TASK OBJECTIVE:
Without the pictures, set down the records below word for word.

PROVIDED RECORDS:
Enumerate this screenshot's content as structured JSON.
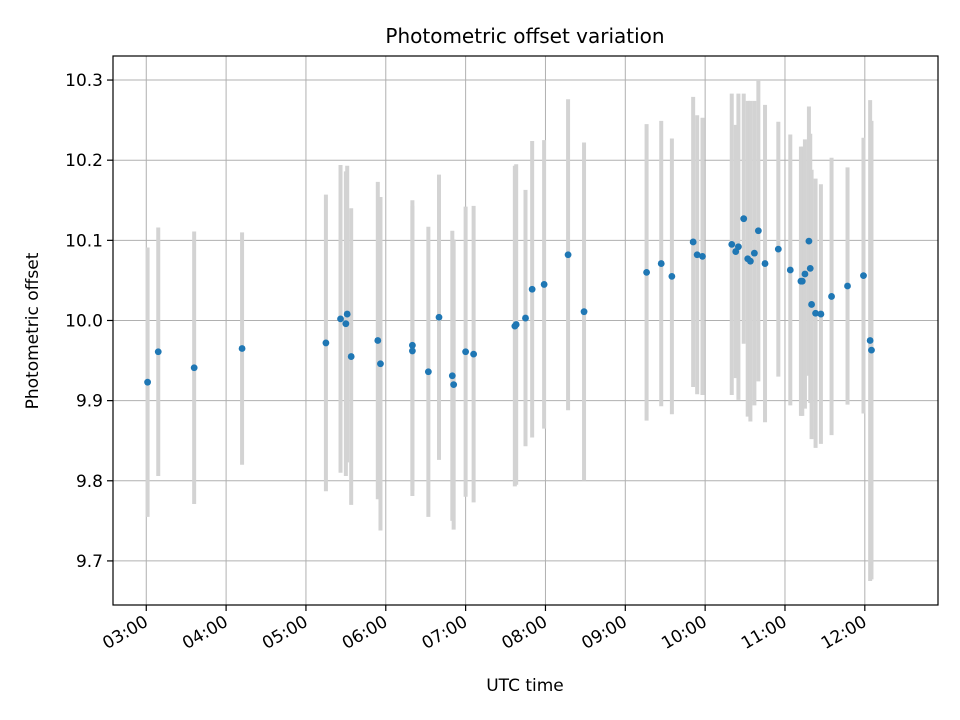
{
  "chart_data": {
    "type": "scatter",
    "title": "Photometric offset variation",
    "xlabel": "UTC time",
    "ylabel": "Photometric offset",
    "x_unit": "UTC time (HH:MM)",
    "xlim": [
      "02:35",
      "12:55"
    ],
    "ylim": [
      9.645,
      10.33
    ],
    "grid": true,
    "x_ticks": [
      "03:00",
      "04:00",
      "05:00",
      "06:00",
      "07:00",
      "08:00",
      "09:00",
      "10:00",
      "11:00",
      "12:00"
    ],
    "y_ticks": [
      9.7,
      9.8,
      9.9,
      10.0,
      10.1,
      10.2,
      10.3
    ],
    "y_tick_labels": [
      "9.7",
      "9.8",
      "9.9",
      "10.0",
      "10.1",
      "10.2",
      "10.3"
    ],
    "colors": {
      "points": "#1f77b4",
      "error_bars": "#d3d3d3",
      "grid": "#b0b0b0"
    },
    "series": [
      {
        "x": [
          "03:01",
          "03:09",
          "03:36",
          "04:12",
          "05:15",
          "05:26",
          "05:30",
          "05:31",
          "05:34",
          "05:54",
          "05:56",
          "06:20",
          "06:20",
          "06:32",
          "06:40",
          "06:50",
          "06:51",
          "07:00",
          "07:06",
          "07:37",
          "07:38",
          "07:45",
          "07:50",
          "07:59",
          "08:17",
          "08:29",
          "09:16",
          "09:27",
          "09:35",
          "09:51",
          "09:54",
          "09:58",
          "10:20",
          "10:23",
          "10:25",
          "10:29",
          "10:32",
          "10:34",
          "10:37",
          "10:40",
          "10:45",
          "10:55",
          "11:04",
          "11:12",
          "11:13",
          "11:15",
          "11:18",
          "11:19",
          "11:20",
          "11:23",
          "11:27",
          "11:35",
          "11:47",
          "11:59",
          "12:04",
          "12:05"
        ],
        "y": [
          9.923,
          9.961,
          9.941,
          9.965,
          9.972,
          10.002,
          9.996,
          10.008,
          9.955,
          9.975,
          9.946,
          9.969,
          9.962,
          9.936,
          10.004,
          9.931,
          9.92,
          9.961,
          9.958,
          9.993,
          9.995,
          10.003,
          10.039,
          10.045,
          10.082,
          10.011,
          10.06,
          10.071,
          10.055,
          10.098,
          10.082,
          10.08,
          10.095,
          10.086,
          10.092,
          10.127,
          10.077,
          10.074,
          10.084,
          10.112,
          10.071,
          10.089,
          10.063,
          10.049,
          10.049,
          10.058,
          10.099,
          10.065,
          10.02,
          10.009,
          10.008,
          10.03,
          10.043,
          10.056,
          9.975,
          9.963
        ],
        "y_err": [
          0.168,
          0.155,
          0.17,
          0.145,
          0.185,
          0.192,
          0.19,
          0.185,
          0.185,
          0.198,
          0.208,
          0.181,
          0.181,
          0.181,
          0.178,
          0.181,
          0.181,
          0.181,
          0.185,
          0.2,
          0.2,
          0.16,
          0.185,
          0.18,
          0.194,
          0.211,
          0.185,
          0.178,
          0.172,
          0.181,
          0.174,
          0.173,
          0.188,
          0.158,
          0.191,
          0.156,
          0.197,
          0.2,
          0.19,
          0.188,
          0.198,
          0.159,
          0.169,
          0.168,
          0.168,
          0.168,
          0.168,
          0.168,
          0.168,
          0.168,
          0.162,
          0.173,
          0.148,
          0.172,
          0.3,
          0.286
        ]
      }
    ]
  }
}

SOLUTION TO THE PROBLEM:
Enumerate this screenshot's content as structured JSON.
{
  "chart_data": {
    "type": "scatter",
    "title": "Photometric offset variation",
    "xlabel": "UTC time",
    "ylabel": "Photometric offset",
    "x_unit": "UTC time (HH:MM)",
    "xlim": [
      "02:35",
      "12:55"
    ],
    "ylim": [
      9.645,
      10.33
    ],
    "grid": true,
    "x_ticks": [
      "03:00",
      "04:00",
      "05:00",
      "06:00",
      "07:00",
      "08:00",
      "09:00",
      "10:00",
      "11:00",
      "12:00"
    ],
    "y_ticks": [
      9.7,
      9.8,
      9.9,
      10.0,
      10.1,
      10.2,
      10.3
    ],
    "y_tick_labels": [
      "9.7",
      "9.8",
      "9.9",
      "10.0",
      "10.1",
      "10.2",
      "10.3"
    ],
    "colors": {
      "points": "#1f77b4",
      "error_bars": "#d3d3d3",
      "grid": "#b0b0b0"
    },
    "series": [
      {
        "x": [
          "03:01",
          "03:09",
          "03:36",
          "04:12",
          "05:15",
          "05:26",
          "05:30",
          "05:31",
          "05:34",
          "05:54",
          "05:56",
          "06:20",
          "06:20",
          "06:32",
          "06:40",
          "06:50",
          "06:51",
          "07:00",
          "07:06",
          "07:37",
          "07:38",
          "07:45",
          "07:50",
          "07:59",
          "08:17",
          "08:29",
          "09:16",
          "09:27",
          "09:35",
          "09:51",
          "09:54",
          "09:58",
          "10:20",
          "10:23",
          "10:25",
          "10:29",
          "10:32",
          "10:34",
          "10:37",
          "10:40",
          "10:45",
          "10:55",
          "11:04",
          "11:12",
          "11:13",
          "11:15",
          "11:18",
          "11:19",
          "11:20",
          "11:23",
          "11:27",
          "11:35",
          "11:47",
          "11:59",
          "12:04",
          "12:05"
        ],
        "y": [
          9.923,
          9.961,
          9.941,
          9.965,
          9.972,
          10.002,
          9.996,
          10.008,
          9.955,
          9.975,
          9.946,
          9.969,
          9.962,
          9.936,
          10.004,
          9.931,
          9.92,
          9.961,
          9.958,
          9.993,
          9.995,
          10.003,
          10.039,
          10.045,
          10.082,
          10.011,
          10.06,
          10.071,
          10.055,
          10.098,
          10.082,
          10.08,
          10.095,
          10.086,
          10.092,
          10.127,
          10.077,
          10.074,
          10.084,
          10.112,
          10.071,
          10.089,
          10.063,
          10.049,
          10.049,
          10.058,
          10.099,
          10.065,
          10.02,
          10.009,
          10.008,
          10.03,
          10.043,
          10.056,
          9.975,
          9.963
        ],
        "y_err": [
          0.168,
          0.155,
          0.17,
          0.145,
          0.185,
          0.192,
          0.19,
          0.185,
          0.185,
          0.198,
          0.208,
          0.181,
          0.181,
          0.181,
          0.178,
          0.181,
          0.181,
          0.181,
          0.185,
          0.2,
          0.2,
          0.16,
          0.185,
          0.18,
          0.194,
          0.211,
          0.185,
          0.178,
          0.172,
          0.181,
          0.174,
          0.173,
          0.188,
          0.158,
          0.191,
          0.156,
          0.197,
          0.2,
          0.19,
          0.188,
          0.198,
          0.159,
          0.169,
          0.168,
          0.168,
          0.168,
          0.168,
          0.168,
          0.168,
          0.168,
          0.162,
          0.173,
          0.148,
          0.172,
          0.3,
          0.286
        ]
      }
    ]
  }
}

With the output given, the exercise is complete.